• [EXERCISE DIRECTIONS]:
Repeat the records below exactly as they appear.

• [RECORDS PROVIDED]:
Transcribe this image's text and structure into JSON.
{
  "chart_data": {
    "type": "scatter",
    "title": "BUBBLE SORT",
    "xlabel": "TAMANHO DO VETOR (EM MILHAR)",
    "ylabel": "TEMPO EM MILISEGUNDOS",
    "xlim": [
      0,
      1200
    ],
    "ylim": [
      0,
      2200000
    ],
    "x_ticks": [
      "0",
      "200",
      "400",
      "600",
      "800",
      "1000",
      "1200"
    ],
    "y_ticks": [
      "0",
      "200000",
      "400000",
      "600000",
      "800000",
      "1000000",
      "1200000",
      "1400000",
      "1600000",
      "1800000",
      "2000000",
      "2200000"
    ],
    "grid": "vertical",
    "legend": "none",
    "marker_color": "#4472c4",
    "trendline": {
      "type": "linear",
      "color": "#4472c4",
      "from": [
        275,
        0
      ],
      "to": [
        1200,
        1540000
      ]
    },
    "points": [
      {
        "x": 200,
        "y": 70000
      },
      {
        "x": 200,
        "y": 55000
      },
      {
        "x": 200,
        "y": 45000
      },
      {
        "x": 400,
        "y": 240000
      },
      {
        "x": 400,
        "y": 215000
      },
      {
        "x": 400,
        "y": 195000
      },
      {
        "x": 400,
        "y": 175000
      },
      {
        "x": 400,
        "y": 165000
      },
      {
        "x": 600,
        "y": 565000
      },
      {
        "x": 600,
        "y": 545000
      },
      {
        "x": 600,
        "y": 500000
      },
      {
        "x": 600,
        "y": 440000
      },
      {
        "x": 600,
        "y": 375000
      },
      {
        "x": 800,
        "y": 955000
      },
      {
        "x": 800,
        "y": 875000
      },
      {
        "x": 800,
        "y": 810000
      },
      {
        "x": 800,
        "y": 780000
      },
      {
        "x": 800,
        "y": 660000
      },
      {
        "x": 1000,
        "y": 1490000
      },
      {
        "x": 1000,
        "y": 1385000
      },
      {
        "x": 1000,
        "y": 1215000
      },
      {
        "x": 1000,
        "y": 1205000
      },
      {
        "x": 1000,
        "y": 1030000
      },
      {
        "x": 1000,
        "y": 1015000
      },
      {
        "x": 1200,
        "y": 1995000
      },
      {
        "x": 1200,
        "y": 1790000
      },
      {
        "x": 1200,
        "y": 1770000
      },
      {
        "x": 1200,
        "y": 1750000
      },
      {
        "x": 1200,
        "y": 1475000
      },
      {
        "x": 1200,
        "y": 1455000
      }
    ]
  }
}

• [FULL SOLUTION]:
Transcribe this image's text and structure into JSON.
{
  "chart_data": {
    "type": "scatter",
    "title": "BUBBLE SORT",
    "xlabel": "TAMANHO DO VETOR (EM MILHAR)",
    "ylabel": "TEMPO EM MILISEGUNDOS",
    "xlim": [
      0,
      1200
    ],
    "ylim": [
      0,
      2200000
    ],
    "x_ticks": [
      "0",
      "200",
      "400",
      "600",
      "800",
      "1000",
      "1200"
    ],
    "y_ticks": [
      "0",
      "200000",
      "400000",
      "600000",
      "800000",
      "1000000",
      "1200000",
      "1400000",
      "1600000",
      "1800000",
      "2000000",
      "2200000"
    ],
    "grid": "vertical",
    "legend": "none",
    "marker_color": "#4472c4",
    "trendline": {
      "type": "linear",
      "color": "#4472c4",
      "from": [
        275,
        0
      ],
      "to": [
        1200,
        1540000
      ]
    },
    "points": [
      {
        "x": 200,
        "y": 70000
      },
      {
        "x": 200,
        "y": 55000
      },
      {
        "x": 200,
        "y": 45000
      },
      {
        "x": 400,
        "y": 240000
      },
      {
        "x": 400,
        "y": 215000
      },
      {
        "x": 400,
        "y": 195000
      },
      {
        "x": 400,
        "y": 175000
      },
      {
        "x": 400,
        "y": 165000
      },
      {
        "x": 600,
        "y": 565000
      },
      {
        "x": 600,
        "y": 545000
      },
      {
        "x": 600,
        "y": 500000
      },
      {
        "x": 600,
        "y": 440000
      },
      {
        "x": 600,
        "y": 375000
      },
      {
        "x": 800,
        "y": 955000
      },
      {
        "x": 800,
        "y": 875000
      },
      {
        "x": 800,
        "y": 810000
      },
      {
        "x": 800,
        "y": 780000
      },
      {
        "x": 800,
        "y": 660000
      },
      {
        "x": 1000,
        "y": 1490000
      },
      {
        "x": 1000,
        "y": 1385000
      },
      {
        "x": 1000,
        "y": 1215000
      },
      {
        "x": 1000,
        "y": 1205000
      },
      {
        "x": 1000,
        "y": 1030000
      },
      {
        "x": 1000,
        "y": 1015000
      },
      {
        "x": 1200,
        "y": 1995000
      },
      {
        "x": 1200,
        "y": 1790000
      },
      {
        "x": 1200,
        "y": 1770000
      },
      {
        "x": 1200,
        "y": 1750000
      },
      {
        "x": 1200,
        "y": 1475000
      },
      {
        "x": 1200,
        "y": 1455000
      }
    ]
  }
}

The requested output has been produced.